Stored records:
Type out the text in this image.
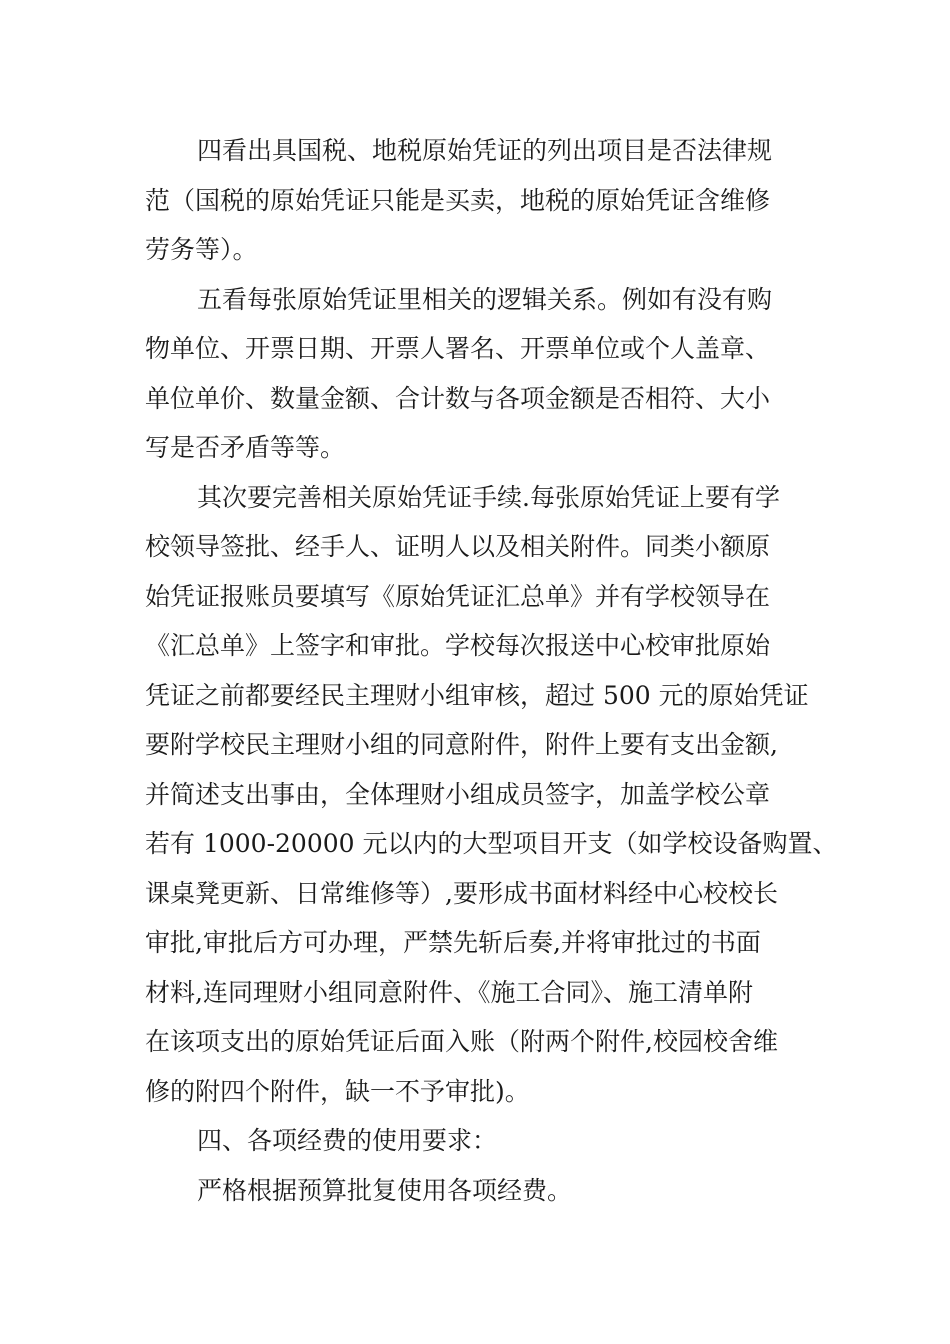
四看出具国税、地税原始凭证的列出项目是否法律规
范（国税的原始凭证只能是买卖，地税的原始凭证含维修
劳务等）。

五看每张原始凭证里相关的逻辑关系。例如有没有购
物单位、开票日期、开票人署名、开票单位或个人盖章、
单位单价、数量金额、合计数与各项金额是否相符、大小
写是否矛盾等等。

其次要完善相关原始凭证手续.每张原始凭证上要有学
校领导签批、经手人、证明人以及相关附件。同类小额原
始凭证报账员要填写《原始凭证汇总单》并有学校领导在
《汇总单》上签字和审批。学校每次报送中心校审批原始
凭证之前都要经民主理财小组审核，超过 500 元的原始凭证
要附学校民主理财小组的同意附件，附件上要有支出金额,
并简述支出事由，全体理财小组成员签字，加盖学校公章
若有 1000-20000 元以内的大型项目开支（如学校设备购置、
课桌凳更新、日常维修等）,要形成书面材料经中心校校长
审批,审批后方可办理，严禁先斩后奏,并将审批过的书面
材料,连同理财小组同意附件、《施工合同》、施工清单附
在该项支出的原始凭证后面入账（附两个附件,校园校舍维
修的附四个附件，缺一不予审批)。

四、各项经费的使用要求：

严格根据预算批复使用各项经费。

WHAT THE EXERCISE ASKS: Go through the material above and print all of it exactly, except the pictures.

COMPLETE OUTPUT:
Type out the text in this image.
四看出具国税、地税原始凭证的列出项目是否法律规
范（国税的原始凭证只能是买卖，地税的原始凭证含维修
劳务等）。

五看每张原始凭证里相关的逻辑关系。例如有没有购
物单位、开票日期、开票人署名、开票单位或个人盖章、
单位单价、数量金额、合计数与各项金额是否相符、大小
写是否矛盾等等。

其次要完善相关原始凭证手续.每张原始凭证上要有学
校领导签批、经手人、证明人以及相关附件。同类小额原
始凭证报账员要填写《原始凭证汇总单》并有学校领导在
《汇总单》上签字和审批。学校每次报送中心校审批原始
凭证之前都要经民主理财小组审核，超过 500 元的原始凭证
要附学校民主理财小组的同意附件，附件上要有支出金额,
并简述支出事由，全体理财小组成员签字，加盖学校公章
若有 1000-20000 元以内的大型项目开支（如学校设备购置、
课桌凳更新、日常维修等）,要形成书面材料经中心校校长
审批,审批后方可办理，严禁先斩后奏,并将审批过的书面
材料,连同理财小组同意附件、《施工合同》、施工清单附
在该项支出的原始凭证后面入账（附两个附件,校园校舍维
修的附四个附件，缺一不予审批)。

四、各项经费的使用要求：

严格根据预算批复使用各项经费。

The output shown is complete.